- PROVIDED DATA
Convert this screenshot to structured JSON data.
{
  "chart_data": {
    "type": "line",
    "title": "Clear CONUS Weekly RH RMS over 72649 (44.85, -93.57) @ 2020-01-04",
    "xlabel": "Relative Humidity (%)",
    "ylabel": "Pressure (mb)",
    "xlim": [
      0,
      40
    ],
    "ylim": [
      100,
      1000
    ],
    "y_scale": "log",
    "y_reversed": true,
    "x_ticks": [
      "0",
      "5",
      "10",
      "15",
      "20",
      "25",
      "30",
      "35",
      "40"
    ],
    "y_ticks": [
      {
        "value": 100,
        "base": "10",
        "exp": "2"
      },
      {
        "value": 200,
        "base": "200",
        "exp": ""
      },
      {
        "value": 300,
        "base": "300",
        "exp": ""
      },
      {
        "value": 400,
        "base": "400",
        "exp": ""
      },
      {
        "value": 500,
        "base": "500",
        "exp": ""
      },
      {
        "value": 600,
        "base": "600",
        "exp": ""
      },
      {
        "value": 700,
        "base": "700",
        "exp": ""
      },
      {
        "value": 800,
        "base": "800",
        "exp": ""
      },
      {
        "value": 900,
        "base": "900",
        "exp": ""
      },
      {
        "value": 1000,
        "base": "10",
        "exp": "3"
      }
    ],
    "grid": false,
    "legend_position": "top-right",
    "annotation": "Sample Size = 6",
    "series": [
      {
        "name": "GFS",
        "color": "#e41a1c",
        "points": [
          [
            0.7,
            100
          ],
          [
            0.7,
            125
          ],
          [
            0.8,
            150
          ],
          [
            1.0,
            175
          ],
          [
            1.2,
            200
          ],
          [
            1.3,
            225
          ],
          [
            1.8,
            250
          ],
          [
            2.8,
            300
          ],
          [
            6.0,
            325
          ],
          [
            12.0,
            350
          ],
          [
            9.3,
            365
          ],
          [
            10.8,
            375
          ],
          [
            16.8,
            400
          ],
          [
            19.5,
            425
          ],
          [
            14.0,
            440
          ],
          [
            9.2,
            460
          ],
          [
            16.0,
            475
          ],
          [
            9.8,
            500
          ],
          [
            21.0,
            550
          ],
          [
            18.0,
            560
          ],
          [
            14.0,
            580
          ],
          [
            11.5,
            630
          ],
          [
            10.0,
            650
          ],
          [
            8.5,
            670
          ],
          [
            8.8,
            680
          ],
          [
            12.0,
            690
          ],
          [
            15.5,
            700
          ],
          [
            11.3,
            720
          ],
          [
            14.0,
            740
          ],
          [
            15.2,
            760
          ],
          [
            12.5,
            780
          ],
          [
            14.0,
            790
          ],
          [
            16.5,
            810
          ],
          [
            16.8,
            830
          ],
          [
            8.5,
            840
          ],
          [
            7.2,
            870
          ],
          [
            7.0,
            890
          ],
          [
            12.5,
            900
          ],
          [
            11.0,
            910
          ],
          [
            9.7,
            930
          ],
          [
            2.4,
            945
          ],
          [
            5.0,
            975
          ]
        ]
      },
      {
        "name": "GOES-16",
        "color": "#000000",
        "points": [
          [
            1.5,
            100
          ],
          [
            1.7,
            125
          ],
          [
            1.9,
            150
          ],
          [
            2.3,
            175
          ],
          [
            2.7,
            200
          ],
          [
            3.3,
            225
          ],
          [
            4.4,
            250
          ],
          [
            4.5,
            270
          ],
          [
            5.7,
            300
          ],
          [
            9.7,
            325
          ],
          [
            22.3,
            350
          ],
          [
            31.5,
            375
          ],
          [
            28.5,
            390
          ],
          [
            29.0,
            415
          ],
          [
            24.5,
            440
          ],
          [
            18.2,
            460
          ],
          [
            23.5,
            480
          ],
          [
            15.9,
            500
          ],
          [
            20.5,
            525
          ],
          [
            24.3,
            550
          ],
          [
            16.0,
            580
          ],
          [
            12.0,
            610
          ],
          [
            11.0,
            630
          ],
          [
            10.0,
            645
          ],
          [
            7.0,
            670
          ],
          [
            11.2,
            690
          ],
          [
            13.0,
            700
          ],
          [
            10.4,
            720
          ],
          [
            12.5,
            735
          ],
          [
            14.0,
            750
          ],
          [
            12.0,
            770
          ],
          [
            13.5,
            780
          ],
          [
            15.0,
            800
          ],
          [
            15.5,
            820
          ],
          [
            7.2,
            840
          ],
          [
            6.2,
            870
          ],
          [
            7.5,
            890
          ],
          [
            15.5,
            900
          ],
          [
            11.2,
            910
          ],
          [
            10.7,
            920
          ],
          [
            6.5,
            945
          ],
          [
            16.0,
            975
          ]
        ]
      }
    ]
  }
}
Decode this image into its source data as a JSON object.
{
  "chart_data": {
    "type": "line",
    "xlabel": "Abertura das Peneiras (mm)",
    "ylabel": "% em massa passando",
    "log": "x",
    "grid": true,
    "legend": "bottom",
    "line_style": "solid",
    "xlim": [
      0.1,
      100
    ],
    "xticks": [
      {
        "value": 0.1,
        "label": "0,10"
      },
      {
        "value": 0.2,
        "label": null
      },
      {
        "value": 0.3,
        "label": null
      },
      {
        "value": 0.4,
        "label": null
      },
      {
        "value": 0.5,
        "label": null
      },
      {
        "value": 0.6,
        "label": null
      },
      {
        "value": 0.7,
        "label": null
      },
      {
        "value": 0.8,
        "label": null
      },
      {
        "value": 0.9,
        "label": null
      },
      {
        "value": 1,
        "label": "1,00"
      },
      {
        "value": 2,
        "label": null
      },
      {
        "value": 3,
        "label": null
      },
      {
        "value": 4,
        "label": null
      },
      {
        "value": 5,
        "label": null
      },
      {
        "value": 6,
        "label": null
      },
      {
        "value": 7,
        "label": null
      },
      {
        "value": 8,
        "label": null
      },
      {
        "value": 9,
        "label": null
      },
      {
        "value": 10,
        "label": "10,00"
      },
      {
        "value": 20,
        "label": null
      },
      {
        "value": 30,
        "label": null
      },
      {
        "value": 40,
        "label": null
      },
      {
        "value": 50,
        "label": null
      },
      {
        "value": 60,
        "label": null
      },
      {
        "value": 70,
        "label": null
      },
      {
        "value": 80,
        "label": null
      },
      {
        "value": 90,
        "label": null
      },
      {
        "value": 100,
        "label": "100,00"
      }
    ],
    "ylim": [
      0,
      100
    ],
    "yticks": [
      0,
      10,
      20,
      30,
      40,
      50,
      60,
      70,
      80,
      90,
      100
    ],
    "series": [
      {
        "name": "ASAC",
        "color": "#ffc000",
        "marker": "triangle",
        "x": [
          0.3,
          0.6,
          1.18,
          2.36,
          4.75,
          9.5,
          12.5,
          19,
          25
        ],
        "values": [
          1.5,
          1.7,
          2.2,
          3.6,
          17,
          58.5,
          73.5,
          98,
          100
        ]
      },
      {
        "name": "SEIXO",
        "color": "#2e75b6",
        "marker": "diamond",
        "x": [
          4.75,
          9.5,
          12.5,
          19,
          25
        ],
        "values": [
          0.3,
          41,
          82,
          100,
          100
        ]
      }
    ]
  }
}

- EXERCISE PROMPT
Copy out each line in the listing that has the word "base".

- RESPONSE TO THE TASK
        "base": "10",
        "base": "200",
        "base": "300",
        "base": "400",
        "base": "500",
        "base": "600",
        "base": "700",
        "base": "800",
        "base": "900",
        "base": "10",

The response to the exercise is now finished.